| To be done |
Restate the entries word for word, omitting nothing.

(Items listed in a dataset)
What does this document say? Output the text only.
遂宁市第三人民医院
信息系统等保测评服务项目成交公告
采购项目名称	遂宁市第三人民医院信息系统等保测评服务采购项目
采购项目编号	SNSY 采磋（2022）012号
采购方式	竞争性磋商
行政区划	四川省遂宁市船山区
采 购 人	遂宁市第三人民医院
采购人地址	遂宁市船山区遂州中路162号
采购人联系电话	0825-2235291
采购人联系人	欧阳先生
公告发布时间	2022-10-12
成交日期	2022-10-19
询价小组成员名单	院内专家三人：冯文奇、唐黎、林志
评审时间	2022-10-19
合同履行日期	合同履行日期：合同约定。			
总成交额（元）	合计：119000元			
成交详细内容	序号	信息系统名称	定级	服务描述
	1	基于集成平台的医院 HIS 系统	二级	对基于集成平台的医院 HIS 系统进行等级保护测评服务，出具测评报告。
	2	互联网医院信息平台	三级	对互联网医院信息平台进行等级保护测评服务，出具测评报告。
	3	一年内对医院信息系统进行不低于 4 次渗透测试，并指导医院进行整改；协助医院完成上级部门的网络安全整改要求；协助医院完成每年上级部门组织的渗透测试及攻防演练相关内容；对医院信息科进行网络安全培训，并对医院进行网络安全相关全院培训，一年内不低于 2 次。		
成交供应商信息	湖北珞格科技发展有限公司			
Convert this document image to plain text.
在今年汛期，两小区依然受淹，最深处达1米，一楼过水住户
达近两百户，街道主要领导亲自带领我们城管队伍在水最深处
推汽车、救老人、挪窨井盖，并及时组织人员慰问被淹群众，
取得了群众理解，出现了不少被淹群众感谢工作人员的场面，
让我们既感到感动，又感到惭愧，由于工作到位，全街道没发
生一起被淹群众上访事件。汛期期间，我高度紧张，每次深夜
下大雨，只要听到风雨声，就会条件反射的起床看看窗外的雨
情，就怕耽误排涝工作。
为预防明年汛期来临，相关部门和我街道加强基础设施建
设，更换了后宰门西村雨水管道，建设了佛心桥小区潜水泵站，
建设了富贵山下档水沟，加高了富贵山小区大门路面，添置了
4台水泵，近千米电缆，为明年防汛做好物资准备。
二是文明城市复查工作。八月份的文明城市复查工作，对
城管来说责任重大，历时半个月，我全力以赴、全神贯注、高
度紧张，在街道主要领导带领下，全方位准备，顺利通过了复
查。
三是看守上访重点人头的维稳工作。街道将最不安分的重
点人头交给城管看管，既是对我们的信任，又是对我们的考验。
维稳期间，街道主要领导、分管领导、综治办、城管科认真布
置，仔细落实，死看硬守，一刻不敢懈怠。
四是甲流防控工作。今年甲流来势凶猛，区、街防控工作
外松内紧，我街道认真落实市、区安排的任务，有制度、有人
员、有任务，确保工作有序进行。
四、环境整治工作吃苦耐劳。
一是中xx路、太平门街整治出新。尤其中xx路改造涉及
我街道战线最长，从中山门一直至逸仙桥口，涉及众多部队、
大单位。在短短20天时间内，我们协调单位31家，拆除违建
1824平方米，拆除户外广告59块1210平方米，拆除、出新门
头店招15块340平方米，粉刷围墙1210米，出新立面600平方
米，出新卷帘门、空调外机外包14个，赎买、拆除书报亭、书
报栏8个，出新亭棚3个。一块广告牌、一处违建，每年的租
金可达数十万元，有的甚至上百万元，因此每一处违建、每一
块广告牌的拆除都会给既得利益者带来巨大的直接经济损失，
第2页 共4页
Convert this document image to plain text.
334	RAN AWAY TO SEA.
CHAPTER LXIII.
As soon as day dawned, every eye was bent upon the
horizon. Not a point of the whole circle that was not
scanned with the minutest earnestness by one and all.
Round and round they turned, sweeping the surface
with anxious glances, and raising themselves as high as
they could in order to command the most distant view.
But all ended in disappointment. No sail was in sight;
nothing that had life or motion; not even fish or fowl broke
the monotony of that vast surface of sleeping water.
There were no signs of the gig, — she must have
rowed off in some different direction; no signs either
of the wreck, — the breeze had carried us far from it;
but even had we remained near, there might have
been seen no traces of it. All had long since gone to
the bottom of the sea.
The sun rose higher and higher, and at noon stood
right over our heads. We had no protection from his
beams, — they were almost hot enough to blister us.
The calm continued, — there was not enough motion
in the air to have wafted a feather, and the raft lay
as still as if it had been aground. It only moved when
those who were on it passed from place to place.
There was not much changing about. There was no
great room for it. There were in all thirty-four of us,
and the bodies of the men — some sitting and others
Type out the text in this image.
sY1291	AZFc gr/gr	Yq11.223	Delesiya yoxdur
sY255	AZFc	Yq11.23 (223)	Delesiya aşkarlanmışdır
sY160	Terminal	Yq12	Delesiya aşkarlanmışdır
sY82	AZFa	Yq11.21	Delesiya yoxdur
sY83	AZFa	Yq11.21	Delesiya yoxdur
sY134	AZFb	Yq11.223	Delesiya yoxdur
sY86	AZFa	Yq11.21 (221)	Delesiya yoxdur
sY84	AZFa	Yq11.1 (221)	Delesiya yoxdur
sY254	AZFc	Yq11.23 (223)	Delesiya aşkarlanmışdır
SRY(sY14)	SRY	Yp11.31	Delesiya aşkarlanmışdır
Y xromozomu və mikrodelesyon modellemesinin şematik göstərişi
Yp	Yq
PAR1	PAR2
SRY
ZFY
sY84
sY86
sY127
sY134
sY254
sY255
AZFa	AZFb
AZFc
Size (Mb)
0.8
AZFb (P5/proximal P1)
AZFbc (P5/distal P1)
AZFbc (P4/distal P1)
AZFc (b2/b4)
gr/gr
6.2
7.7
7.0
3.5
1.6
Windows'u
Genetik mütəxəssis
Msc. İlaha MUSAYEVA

| Task output |
What does this document say? Output the text only.
遂宁市第三人民医院
信息系统等保测评服务项目成交公告
采购项目名称	遂宁市第三人民医院信息系统等保测评服务采购项目
采购项目编号	SNSY 采磋（2022）012号
采购方式	竞争性磋商
行政区划	四川省遂宁市船山区
采 购 人	遂宁市第三人民医院
采购人地址	遂宁市船山区遂州中路162号
采购人联系电话	0825-2235291
采购人联系人	欧阳先生
公告发布时间	2022-10-12
成交日期	2022-10-19
询价小组成员名单	院内专家三人：冯文奇、唐黎、林志
评审时间	2022-10-19
合同履行日期	合同履行日期：合同约定。			
总成交额（元）	合计：119000元			
成交详细内容	序号	信息系统名称	定级	服务描述
	1	基于集成平台的医院 HIS 系统	二级	对基于集成平台的医院 HIS 系统进行等级保护测评服务，出具测评报告。
	2	互联网医院信息平台	三级	对互联网医院信息平台进行等级保护测评服务，出具测评报告。
	3	一年内对医院信息系统进行不低于 4 次渗透测试，并指导医院进行整改；协助医院完成上级部门的网络安全整改要求；协助医院完成每年上级部门组织的渗透测试及攻防演练相关内容；对医院信息科进行网络安全培训，并对医院进行网络安全相关全院培训，一年内不低于 2 次。		
成交供应商信息	湖北珞格科技发展有限公司			
Convert this document image to plain text.
在今年汛期，两小区依然受淹，最深处达1米，一楼过水住户
达近两百户，街道主要领导亲自带领我们城管队伍在水最深处
推汽车、救老人、挪窨井盖，并及时组织人员慰问被淹群众，
取得了群众理解，出现了不少被淹群众感谢工作人员的场面，
让我们既感到感动，又感到惭愧，由于工作到位，全街道没发
生一起被淹群众上访事件。汛期期间，我高度紧张，每次深夜
下大雨，只要听到风雨声，就会条件反射的起床看看窗外的雨
情，就怕耽误排涝工作。
为预防明年汛期来临，相关部门和我街道加强基础设施建
设，更换了后宰门西村雨水管道，建设了佛心桥小区潜水泵站，
建设了富贵山下档水沟，加高了富贵山小区大门路面，添置了
4台水泵，近千米电缆，为明年防汛做好物资准备。
二是文明城市复查工作。八月份的文明城市复查工作，对
城管来说责任重大，历时半个月，我全力以赴、全神贯注、高
度紧张，在街道主要领导带领下，全方位准备，顺利通过了复
查。
三是看守上访重点人头的维稳工作。街道将最不安分的重
点人头交给城管看管，既是对我们的信任，又是对我们的考验。
维稳期间，街道主要领导、分管领导、综治办、城管科认真布
置，仔细落实，死看硬守，一刻不敢懈怠。
四是甲流防控工作。今年甲流来势凶猛，区、街防控工作
外松内紧，我街道认真落实市、区安排的任务，有制度、有人
员、有任务，确保工作有序进行。
四、环境整治工作吃苦耐劳。
一是中xx路、太平门街整治出新。尤其中xx路改造涉及
我街道战线最长，从中山门一直至逸仙桥口，涉及众多部队、
大单位。在短短20天时间内，我们协调单位31家，拆除违建
1824平方米，拆除户外广告59块1210平方米，拆除、出新门
头店招15块340平方米，粉刷围墙1210米，出新立面600平方
米，出新卷帘门、空调外机外包14个，赎买、拆除书报亭、书
报栏8个，出新亭棚3个。一块广告牌、一处违建，每年的租
金可达数十万元，有的甚至上百万元，因此每一处违建、每一
块广告牌的拆除都会给既得利益者带来巨大的直接经济损失，
第2页 共4页
Convert this document image to plain text.
334	RAN AWAY TO SEA.
CHAPTER LXIII.
As soon as day dawned, every eye was bent upon the
horizon. Not a point of the whole circle that was not
scanned with the minutest earnestness by one and all.
Round and round they turned, sweeping the surface
with anxious glances, and raising themselves as high as
they could in order to command the most distant view.
But all ended in disappointment. No sail was in sight;
nothing that had life or motion; not even fish or fowl broke
the monotony of that vast surface of sleeping water.
There were no signs of the gig, — she must have
rowed off in some different direction; no signs either
of the wreck, — the breeze had carried us far from it;
but even had we remained near, there might have
been seen no traces of it. All had long since gone to
the bottom of the sea.
The sun rose higher and higher, and at noon stood
right over our heads. We had no protection from his
beams, — they were almost hot enough to blister us.
The calm continued, — there was not enough motion
in the air to have wafted a feather, and the raft lay
as still as if it had been aground. It only moved when
those who were on it passed from place to place.
There was not much changing about. There was no
great room for it. There were in all thirty-four of us,
and the bodies of the men — some sitting and others
Type out the text in this image.
sY1291	AZFc gr/gr	Yq11.223	Delesiya yoxdur
sY255	AZFc	Yq11.23 (223)	Delesiya aşkarlanmışdır
sY160	Terminal	Yq12	Delesiya aşkarlanmışdır
sY82	AZFa	Yq11.21	Delesiya yoxdur
sY83	AZFa	Yq11.21	Delesiya yoxdur
sY134	AZFb	Yq11.223	Delesiya yoxdur
sY86	AZFa	Yq11.21 (221)	Delesiya yoxdur
sY84	AZFa	Yq11.1 (221)	Delesiya yoxdur
sY254	AZFc	Yq11.23 (223)	Delesiya aşkarlanmışdır
SRY(sY14)	SRY	Yp11.31	Delesiya aşkarlanmışdır
Y xromozomu və mikrodelesyon modellemesinin şematik göstərişi
Yp	Yq
PAR1	PAR2
SRY
ZFY
sY84
sY86
sY127
sY134
sY254
sY255
AZFa	AZFb
AZFc
Size (Mb)
0.8
AZFb (P5/proximal P1)
AZFbc (P5/distal P1)
AZFbc (P4/distal P1)
AZFc (b2/b4)
gr/gr
6.2
7.7
7.0
3.5
1.6
Windows'u
Genetik mütəxəssis
Msc. İlaha MUSAYEVA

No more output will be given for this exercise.